• [TASK] Say how many lines contain "text"; the answer is the number alone.

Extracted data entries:
********

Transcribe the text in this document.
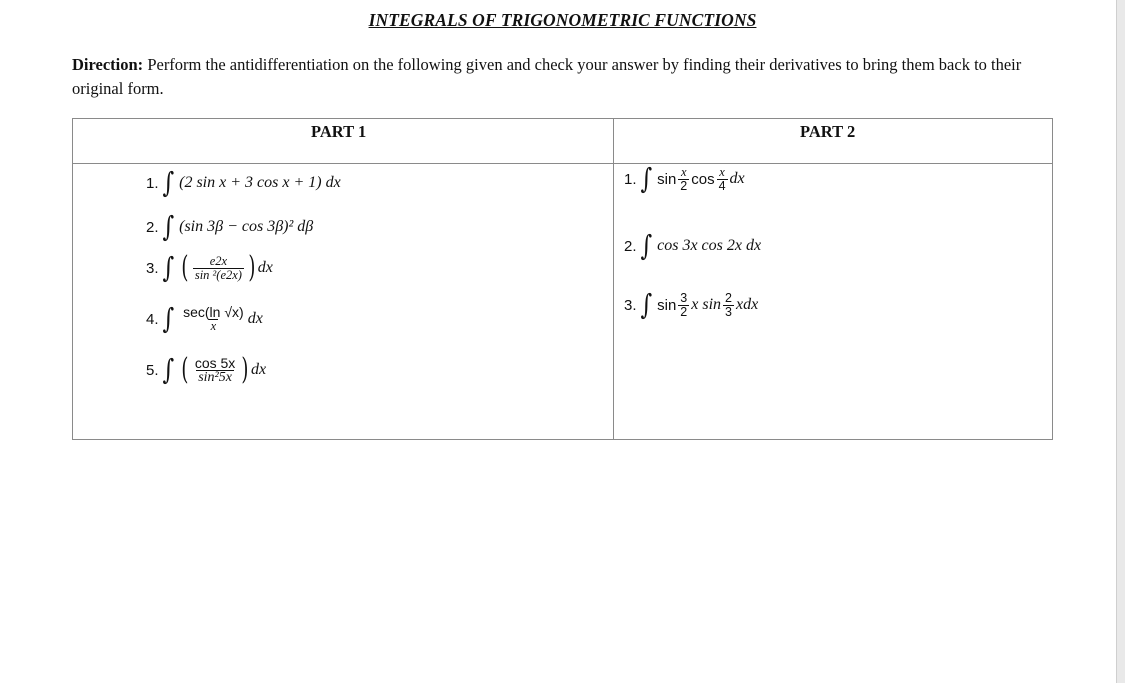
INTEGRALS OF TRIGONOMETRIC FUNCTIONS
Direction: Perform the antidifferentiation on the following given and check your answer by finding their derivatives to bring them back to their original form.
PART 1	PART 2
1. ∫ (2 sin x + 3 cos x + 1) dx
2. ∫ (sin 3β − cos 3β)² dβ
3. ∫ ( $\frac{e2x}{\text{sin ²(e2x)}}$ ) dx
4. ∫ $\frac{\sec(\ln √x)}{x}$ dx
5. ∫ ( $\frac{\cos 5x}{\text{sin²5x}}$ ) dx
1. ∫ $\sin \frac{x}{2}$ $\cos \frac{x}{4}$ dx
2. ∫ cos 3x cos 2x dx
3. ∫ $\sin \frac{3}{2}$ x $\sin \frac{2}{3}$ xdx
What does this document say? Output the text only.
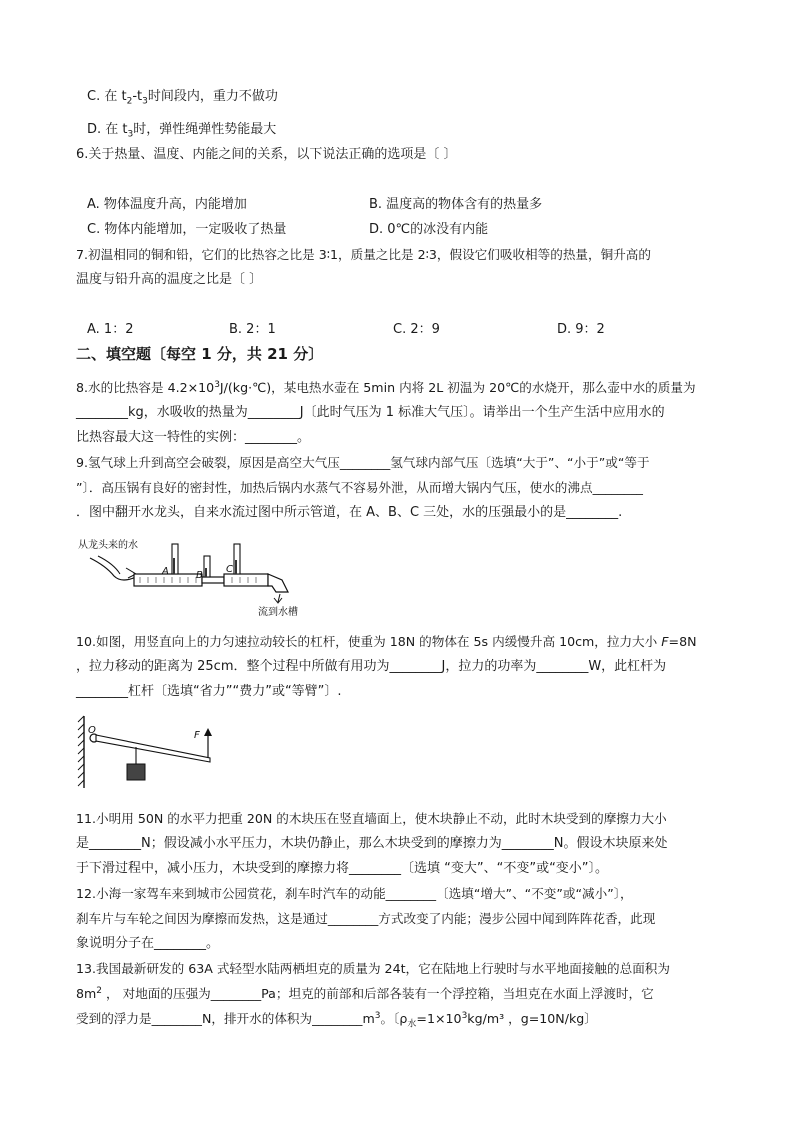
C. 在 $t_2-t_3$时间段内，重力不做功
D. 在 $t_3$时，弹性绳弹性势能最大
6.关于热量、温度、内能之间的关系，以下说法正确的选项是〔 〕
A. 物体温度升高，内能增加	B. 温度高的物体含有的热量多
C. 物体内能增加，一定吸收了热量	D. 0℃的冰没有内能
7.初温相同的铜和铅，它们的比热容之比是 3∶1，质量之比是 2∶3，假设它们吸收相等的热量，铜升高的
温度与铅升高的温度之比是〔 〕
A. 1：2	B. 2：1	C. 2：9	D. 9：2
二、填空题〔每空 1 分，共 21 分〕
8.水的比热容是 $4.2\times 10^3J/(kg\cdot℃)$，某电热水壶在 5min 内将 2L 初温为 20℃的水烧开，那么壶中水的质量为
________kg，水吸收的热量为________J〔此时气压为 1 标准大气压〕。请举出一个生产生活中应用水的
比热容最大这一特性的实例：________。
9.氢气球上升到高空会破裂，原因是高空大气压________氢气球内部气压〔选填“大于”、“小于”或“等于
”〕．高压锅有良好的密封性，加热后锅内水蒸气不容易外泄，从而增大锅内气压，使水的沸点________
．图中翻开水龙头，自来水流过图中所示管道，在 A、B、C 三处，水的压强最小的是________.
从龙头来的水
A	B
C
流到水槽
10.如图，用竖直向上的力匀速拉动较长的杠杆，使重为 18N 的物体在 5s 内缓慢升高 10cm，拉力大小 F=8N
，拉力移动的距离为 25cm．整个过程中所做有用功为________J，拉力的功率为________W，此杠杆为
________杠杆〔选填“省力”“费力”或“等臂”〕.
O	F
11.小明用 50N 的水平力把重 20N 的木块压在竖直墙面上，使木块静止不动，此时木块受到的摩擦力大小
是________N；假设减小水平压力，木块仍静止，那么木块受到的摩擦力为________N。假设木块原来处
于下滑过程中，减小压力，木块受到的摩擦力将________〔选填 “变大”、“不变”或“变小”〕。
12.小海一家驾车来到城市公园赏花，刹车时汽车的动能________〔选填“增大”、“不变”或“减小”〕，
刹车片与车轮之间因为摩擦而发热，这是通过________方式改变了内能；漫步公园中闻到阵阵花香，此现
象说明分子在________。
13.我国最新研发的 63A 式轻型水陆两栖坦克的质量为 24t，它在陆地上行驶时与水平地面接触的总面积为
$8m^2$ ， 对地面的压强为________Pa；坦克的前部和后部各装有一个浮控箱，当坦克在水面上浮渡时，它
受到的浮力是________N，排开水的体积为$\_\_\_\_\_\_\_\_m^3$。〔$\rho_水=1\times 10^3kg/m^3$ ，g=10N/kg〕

********

• [WRITTEN ANSWER] 4